Synapse POC playbook: Data lake exploration with serverless SQL pool in Azure Synapse Analytics

This article presents a high-level methodology for preparing and running an effective Azure Synapse Analytics proof of concept (POC) project for serverless SQL pool.

Note

This article forms part of the Azure Synapse proof of concept playbook series of articles. For an overview of the series, see Azure Synapse proof of concept playbook.

Prepare for the POC

A POC project can help you make an informed business decision about implementing a big data and advanced analytics environment on a cloud-based platform that leverages serverless SQL pool in Azure Synapse. If you need to explore or gain insights from data in the data lake, or optimize your existing data transformation pipeline, you can benefit from using the serverless SQL pool. It's suitable for the following scenarios:

  • Basic discovery and exploration: Quickly reason about data stored in various formats (Parquet, CSV, JSON) in your data lake, so you can plan how to unlock insights from it.
  • Logical data warehouse: Produce a relational abstraction on top of raw or disparate data without relocating or transforming it, providing an always up-to-date view of your data.
  • Data transformation: Run simple, scalable, and highly performant data lake queries by using T-SQL. You can feed query results to business intelligence (BI) tools, or load them into a relational database. Target systems can include Azure Synapse dedicated SQL pools or Azure SQL Database.

Different professional roles can benefit from serverless SQL pool:

  • Data engineers can explore the data lake, transform and prepare data by using serverless SQL pool, and simplify their data transformation pipelines.
  • Data scientists can quickly reason about the contents and structure of the data stored in the data lake by using the OPENROWSET T-SQL function and its automatic schema inference.
  • Data analysts can write T-SQL queries in their preferred query tools, which can connect to serverless SQL pool. They can explore data in Spark external tables that were created by data scientists or data engineers.
  • BI professionals can quickly create Power BI reports that connect to data lake or Spark tables.

A serverless SQL pool POC project will identify your key goals and business drivers that serverless SQL pool is designed to support. It will also test key features and gather metrics to support your implementation decisions. A POC isn't designed to be deployed to a production environment. Rather, it's a short-term project that focuses on key questions, and its result can be discarded.

Before you begin planning your serverless SQL Pool POC project:

  • Identify any restrictions or guidelines your organization has about moving data to the cloud.
  • Identify executive or business sponsors for a big data and advanced analytics platform project. Secure their support for migration to the cloud.
  • Identify availability of technical experts and business users to support you during the POC execution.

Before you start preparing for the POC project, we recommend you first read the serverless SQL pool documentation.

Tip

If you're new to serverless SQL pools, we recommend you work through the Build data analytics solutions using Azure Synapse serverless SQL pools learning path.

Set the goals

A successful POC project requires planning. Start by identify why you're doing a POC to fully understand the real motivations. Motivations could include modernization, cost saving, performance improvement, or integrated experience. Be sure to document clear goals for your POC and the criteria that will define its success. Ask yourself:

  • What do you want as the outputs of your POC?
  • What will you do with those outputs?
  • Who will use the outputs?
  • What will define a successful POC?

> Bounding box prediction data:

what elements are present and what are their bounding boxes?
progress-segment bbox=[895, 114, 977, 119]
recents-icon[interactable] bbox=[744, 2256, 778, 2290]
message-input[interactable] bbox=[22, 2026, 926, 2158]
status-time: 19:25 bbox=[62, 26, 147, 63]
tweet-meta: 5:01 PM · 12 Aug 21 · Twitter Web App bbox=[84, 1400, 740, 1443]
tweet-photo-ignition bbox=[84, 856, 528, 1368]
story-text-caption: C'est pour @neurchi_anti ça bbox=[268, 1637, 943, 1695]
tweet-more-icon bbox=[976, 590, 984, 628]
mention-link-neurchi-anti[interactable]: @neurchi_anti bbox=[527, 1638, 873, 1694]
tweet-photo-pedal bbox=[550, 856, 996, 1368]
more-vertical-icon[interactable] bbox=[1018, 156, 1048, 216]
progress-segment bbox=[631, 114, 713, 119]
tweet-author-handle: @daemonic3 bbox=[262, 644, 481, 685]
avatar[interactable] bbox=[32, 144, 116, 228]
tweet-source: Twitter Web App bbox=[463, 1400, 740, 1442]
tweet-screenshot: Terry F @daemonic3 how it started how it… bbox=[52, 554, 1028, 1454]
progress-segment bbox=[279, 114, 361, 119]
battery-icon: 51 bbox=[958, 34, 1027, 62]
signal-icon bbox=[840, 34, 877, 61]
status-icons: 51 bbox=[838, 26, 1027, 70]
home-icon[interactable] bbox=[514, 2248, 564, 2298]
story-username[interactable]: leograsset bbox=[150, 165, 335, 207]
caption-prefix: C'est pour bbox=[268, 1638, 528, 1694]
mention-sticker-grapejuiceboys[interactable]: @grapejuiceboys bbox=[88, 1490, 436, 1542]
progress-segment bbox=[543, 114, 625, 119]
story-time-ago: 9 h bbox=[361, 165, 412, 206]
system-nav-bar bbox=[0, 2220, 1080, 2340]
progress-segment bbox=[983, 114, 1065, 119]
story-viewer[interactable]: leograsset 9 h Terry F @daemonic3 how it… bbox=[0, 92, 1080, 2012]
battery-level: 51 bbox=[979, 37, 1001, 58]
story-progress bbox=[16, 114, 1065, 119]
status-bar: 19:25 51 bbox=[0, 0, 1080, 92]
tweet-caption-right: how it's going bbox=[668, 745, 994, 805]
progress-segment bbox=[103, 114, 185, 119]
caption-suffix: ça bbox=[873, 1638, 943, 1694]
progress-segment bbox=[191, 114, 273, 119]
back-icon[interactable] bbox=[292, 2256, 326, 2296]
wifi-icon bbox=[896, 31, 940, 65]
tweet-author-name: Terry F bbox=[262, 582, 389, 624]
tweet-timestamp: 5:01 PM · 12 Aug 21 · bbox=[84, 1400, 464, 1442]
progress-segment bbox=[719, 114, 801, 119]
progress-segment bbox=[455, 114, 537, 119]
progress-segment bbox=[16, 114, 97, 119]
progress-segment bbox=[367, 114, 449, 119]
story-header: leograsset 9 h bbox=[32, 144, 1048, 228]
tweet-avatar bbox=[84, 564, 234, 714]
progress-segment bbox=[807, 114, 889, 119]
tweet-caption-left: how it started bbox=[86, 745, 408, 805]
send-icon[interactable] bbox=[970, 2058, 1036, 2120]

> Exercise requirements:
• A. Answer these questions about the serverless SQL pool POC article:
(i) Which data formats does the article list for basic discovery and exploration?
(ii) Which T-SQL function does the article say data scientists can use to reason about data in the data lake?
(iii) Which learning path does the article recommend for people new to serverless SQL pools?
• B. Proceed with the serverless SQL pool POC article, picking up right after its final line.

> Answers to the tasks:
• A.
(i) Parquet, CSV, and JSON.
(ii) The OPENROWSET function.
(iii) Build data analytics solutions using Azure Synapse serverless SQL pools.

• B.
Keep in mind that a POC should be a short and focused effort to quickly prove a limited set of concepts and capabilities. These concepts and capabilities should be representative of the overall workload. If you have a long list of items to prove, you may want to plan more than one POC. In that case, define gates between the POCs to determine whether you need to continue with the next one. Given the different professional roles that can use a serverless SQL pool (and the different scenarios that serverless SQL pool supports), you may choose to execute multiple POCs. For example, one POC could focus on requirements for the data scientist role, such as discovery and exploration of data in different formats. Another could focus on requirements for the data engineering role, such as data transformation and the creation of a logical data warehouse.

As you consider your POC goals, ask yourself the following questions to help you shape the goals:

  • Are you migrating from an existing big data and advanced analytics platform (on-premises or cloud)?
  • Are you migrating but want to make as few changes as possible to existing ingestion and data processing?
  • Are you migrating but want to do some extensive improvements along the way?
  • Are you building an entirely new big data and advanced analytics platform (greenfield project)?
  • What are your current pain points? For example, scalability, performance, or flexibility.
  • What new business requirements do you need to support?
  • What are the SLAs that you're required to meet?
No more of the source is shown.